# Data to use start

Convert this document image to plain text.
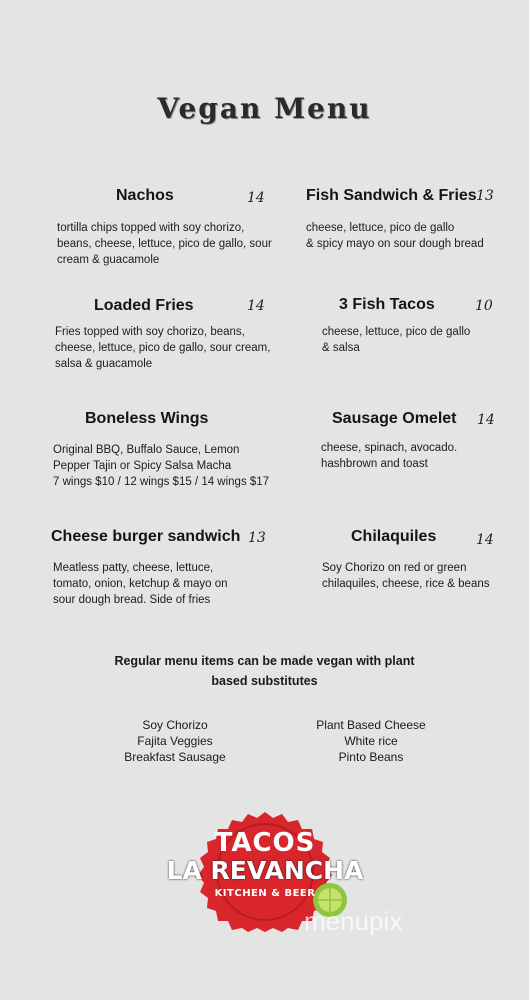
Vegan Menu
Nachos	14
tortilla chips topped with soy chorizo,
beans, cheese, lettuce, pico de gallo, sour
cream & guacamole
Fish Sandwich & Fries 13
cheese, lettuce, pico de gallo
& spicy mayo on sour dough bread
Loaded Fries	14
Fries topped with soy chorizo, beans,
cheese, lettuce, pico de gallo, sour cream,
salsa & guacamole
3 Fish Tacos	10
cheese, lettuce, pico de gallo
& salsa
Boneless Wings
Original BBQ, Buffalo Sauce, Lemon
Pepper Tajin or Spicy Salsa Macha
7 wings $10 / 12 wings $15 / 14 wings $17
Sausage Omelet 14
cheese, spinach, avocado.
hashbrown and toast
Cheese burger sandwich 13
Meatless patty, cheese, lettuce,
tomato, onion, ketchup & mayo on
sour dough bread. Side of fries
Chilaquiles	14
Soy Chorizo on red or green
chilaquiles, cheese, rice & beans
Regular menu items can be made vegan with plant
based substitutes
Soy Chorizo
Fajita Veggies
Breakfast Sausage
Plant Based Cheese
White rice
Pinto Beans
TACOS
LA REVANCHA
KITCHEN & BEER
menupix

# Data to use end

• Instructions for the task:
Set down the complete material exactly, but do not include the images.

• Correct result:
Convert this document image to plain text.
Vegan Menu
Nachos	14
tortilla chips topped with soy chorizo,
beans, cheese, lettuce, pico de gallo, sour
cream & guacamole
Fish Sandwich & Fries 13
cheese, lettuce, pico de gallo
& spicy mayo on sour dough bread
Loaded Fries	14
Fries topped with soy chorizo, beans,
cheese, lettuce, pico de gallo, sour cream,
salsa & guacamole
3 Fish Tacos	10
cheese, lettuce, pico de gallo
& salsa
Boneless Wings
Original BBQ, Buffalo Sauce, Lemon
Pepper Tajin or Spicy Salsa Macha
7 wings $10 / 12 wings $15 / 14 wings $17
Sausage Omelet 14
cheese, spinach, avocado.
hashbrown and toast
Cheese burger sandwich 13
Meatless patty, cheese, lettuce,
tomato, onion, ketchup & mayo on
sour dough bread. Side of fries
Chilaquiles	14
Soy Chorizo on red or green
chilaquiles, cheese, rice & beans
Regular menu items can be made vegan with plant
based substitutes
Soy Chorizo
Fajita Veggies
Breakfast Sausage
Plant Based Cheese
White rice
Pinto Beans
TACOS
LA REVANCHA
KITCHEN & BEER
menupix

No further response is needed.